Reproduce each record below exactly as written.

# # # # # # #

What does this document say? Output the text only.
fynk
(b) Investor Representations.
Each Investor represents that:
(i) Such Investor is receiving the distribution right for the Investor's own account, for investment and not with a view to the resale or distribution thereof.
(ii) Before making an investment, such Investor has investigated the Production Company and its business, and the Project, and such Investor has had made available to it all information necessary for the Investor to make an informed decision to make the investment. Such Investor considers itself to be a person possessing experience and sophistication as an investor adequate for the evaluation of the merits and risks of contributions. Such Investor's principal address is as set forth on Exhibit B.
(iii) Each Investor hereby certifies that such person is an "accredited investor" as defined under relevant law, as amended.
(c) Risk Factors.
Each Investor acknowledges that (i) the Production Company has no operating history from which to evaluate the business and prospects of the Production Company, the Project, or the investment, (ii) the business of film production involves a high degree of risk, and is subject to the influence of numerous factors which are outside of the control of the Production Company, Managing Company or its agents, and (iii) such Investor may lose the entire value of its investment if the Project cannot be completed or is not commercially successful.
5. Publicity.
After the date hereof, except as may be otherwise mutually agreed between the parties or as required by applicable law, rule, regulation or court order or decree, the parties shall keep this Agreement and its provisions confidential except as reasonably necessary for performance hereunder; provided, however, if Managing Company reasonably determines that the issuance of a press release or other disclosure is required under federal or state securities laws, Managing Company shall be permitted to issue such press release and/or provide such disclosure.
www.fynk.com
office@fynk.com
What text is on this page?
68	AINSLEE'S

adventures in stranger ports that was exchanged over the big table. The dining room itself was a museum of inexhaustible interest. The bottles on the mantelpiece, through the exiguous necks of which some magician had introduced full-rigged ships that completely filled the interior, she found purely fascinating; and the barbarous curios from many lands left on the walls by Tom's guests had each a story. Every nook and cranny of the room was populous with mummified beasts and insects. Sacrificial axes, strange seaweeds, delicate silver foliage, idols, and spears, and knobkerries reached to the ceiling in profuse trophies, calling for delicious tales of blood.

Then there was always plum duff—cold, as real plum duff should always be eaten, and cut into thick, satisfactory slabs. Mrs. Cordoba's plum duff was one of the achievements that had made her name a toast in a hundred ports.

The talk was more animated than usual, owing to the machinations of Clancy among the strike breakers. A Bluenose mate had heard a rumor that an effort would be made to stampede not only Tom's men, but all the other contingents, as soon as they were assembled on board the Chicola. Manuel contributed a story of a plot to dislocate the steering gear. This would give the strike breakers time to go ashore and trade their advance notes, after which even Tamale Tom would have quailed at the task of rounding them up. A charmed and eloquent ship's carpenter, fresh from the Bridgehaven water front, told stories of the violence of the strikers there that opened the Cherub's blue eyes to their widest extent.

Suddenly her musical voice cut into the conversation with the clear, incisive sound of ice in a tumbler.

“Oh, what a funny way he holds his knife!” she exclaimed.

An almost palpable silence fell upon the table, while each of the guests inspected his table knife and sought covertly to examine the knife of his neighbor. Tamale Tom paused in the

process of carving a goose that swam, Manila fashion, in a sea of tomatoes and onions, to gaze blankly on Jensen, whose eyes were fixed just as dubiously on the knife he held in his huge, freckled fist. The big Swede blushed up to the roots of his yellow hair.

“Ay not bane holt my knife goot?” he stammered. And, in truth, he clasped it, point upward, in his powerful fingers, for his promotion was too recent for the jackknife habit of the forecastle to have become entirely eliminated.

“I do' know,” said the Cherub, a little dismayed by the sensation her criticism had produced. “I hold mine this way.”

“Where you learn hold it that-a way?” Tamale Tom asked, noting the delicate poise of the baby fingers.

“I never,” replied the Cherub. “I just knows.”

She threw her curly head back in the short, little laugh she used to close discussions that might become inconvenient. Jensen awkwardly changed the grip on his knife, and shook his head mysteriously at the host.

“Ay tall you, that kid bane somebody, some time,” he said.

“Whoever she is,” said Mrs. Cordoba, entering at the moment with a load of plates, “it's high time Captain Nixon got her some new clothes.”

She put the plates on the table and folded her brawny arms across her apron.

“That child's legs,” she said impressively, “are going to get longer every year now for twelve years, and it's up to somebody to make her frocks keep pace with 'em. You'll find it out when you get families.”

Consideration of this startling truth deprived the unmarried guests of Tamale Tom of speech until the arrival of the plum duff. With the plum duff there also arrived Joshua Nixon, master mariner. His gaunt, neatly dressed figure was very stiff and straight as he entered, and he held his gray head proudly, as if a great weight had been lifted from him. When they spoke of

# # # # # # #

Full response
What does this document say? Output the text only.
fynk
(b) Investor Representations.
Each Investor represents that:
(i) Such Investor is receiving the distribution right for the Investor's own account, for investment and not with a view to the resale or distribution thereof.
(ii) Before making an investment, such Investor has investigated the Production Company and its business, and the Project, and such Investor has had made available to it all information necessary for the Investor to make an informed decision to make the investment. Such Investor considers itself to be a person possessing experience and sophistication as an investor adequate for the evaluation of the merits and risks of contributions. Such Investor's principal address is as set forth on Exhibit B.
(iii) Each Investor hereby certifies that such person is an "accredited investor" as defined under relevant law, as amended.
(c) Risk Factors.
Each Investor acknowledges that (i) the Production Company has no operating history from which to evaluate the business and prospects of the Production Company, the Project, or the investment, (ii) the business of film production involves a high degree of risk, and is subject to the influence of numerous factors which are outside of the control of the Production Company, Managing Company or its agents, and (iii) such Investor may lose the entire value of its investment if the Project cannot be completed or is not commercially successful.
5. Publicity.
After the date hereof, except as may be otherwise mutually agreed between the parties or as required by applicable law, rule, regulation or court order or decree, the parties shall keep this Agreement and its provisions confidential except as reasonably necessary for performance hereunder; provided, however, if Managing Company reasonably determines that the issuance of a press release or other disclosure is required under federal or state securities laws, Managing Company shall be permitted to issue such press release and/or provide such disclosure.
www.fynk.com
office@fynk.com
What text is on this page?
68	AINSLEE'S

adventures in stranger ports that was exchanged over the big table. The dining room itself was a museum of inexhaustible interest. The bottles on the mantelpiece, through the exiguous necks of which some magician had introduced full-rigged ships that completely filled the interior, she found purely fascinating; and the barbarous curios from many lands left on the walls by Tom's guests had each a story. Every nook and cranny of the room was populous with mummified beasts and insects. Sacrificial axes, strange seaweeds, delicate silver foliage, idols, and spears, and knobkerries reached to the ceiling in profuse trophies, calling for delicious tales of blood.

Then there was always plum duff—cold, as real plum duff should always be eaten, and cut into thick, satisfactory slabs. Mrs. Cordoba's plum duff was one of the achievements that had made her name a toast in a hundred ports.

The talk was more animated than usual, owing to the machinations of Clancy among the strike breakers. A Bluenose mate had heard a rumor that an effort would be made to stampede not only Tom's men, but all the other contingents, as soon as they were assembled on board the Chicola. Manuel contributed a story of a plot to dislocate the steering gear. This would give the strike breakers time to go ashore and trade their advance notes, after which even Tamale Tom would have quailed at the task of rounding them up. A charmed and eloquent ship's carpenter, fresh from the Bridgehaven water front, told stories of the violence of the strikers there that opened the Cherub's blue eyes to their widest extent.

Suddenly her musical voice cut into the conversation with the clear, incisive sound of ice in a tumbler.

“Oh, what a funny way he holds his knife!” she exclaimed.

An almost palpable silence fell upon the table, while each of the guests inspected his table knife and sought covertly to examine the knife of his neighbor. Tamale Tom paused in the

process of carving a goose that swam, Manila fashion, in a sea of tomatoes and onions, to gaze blankly on Jensen, whose eyes were fixed just as dubiously on the knife he held in his huge, freckled fist. The big Swede blushed up to the roots of his yellow hair.

“Ay not bane holt my knife goot?” he stammered. And, in truth, he clasped it, point upward, in his powerful fingers, for his promotion was too recent for the jackknife habit of the forecastle to have become entirely eliminated.

“I do' know,” said the Cherub, a little dismayed by the sensation her criticism had produced. “I hold mine this way.”

“Where you learn hold it that-a way?” Tamale Tom asked, noting the delicate poise of the baby fingers.

“I never,” replied the Cherub. “I just knows.”

She threw her curly head back in the short, little laugh she used to close discussions that might become inconvenient. Jensen awkwardly changed the grip on his knife, and shook his head mysteriously at the host.

“Ay tall you, that kid bane somebody, some time,” he said.

“Whoever she is,” said Mrs. Cordoba, entering at the moment with a load of plates, “it's high time Captain Nixon got her some new clothes.”

She put the plates on the table and folded her brawny arms across her apron.

“That child's legs,” she said impressively, “are going to get longer every year now for twelve years, and it's up to somebody to make her frocks keep pace with 'em. You'll find it out when you get families.”

Consideration of this startling truth deprived the unmarried guests of Tamale Tom of speech until the arrival of the plum duff. With the plum duff there also arrived Joshua Nixon, master mariner. His gaunt, neatly dressed figure was very stiff and straight as he entered, and he held his gray head proudly, as if a great weight had been lifted from him. When they spoke of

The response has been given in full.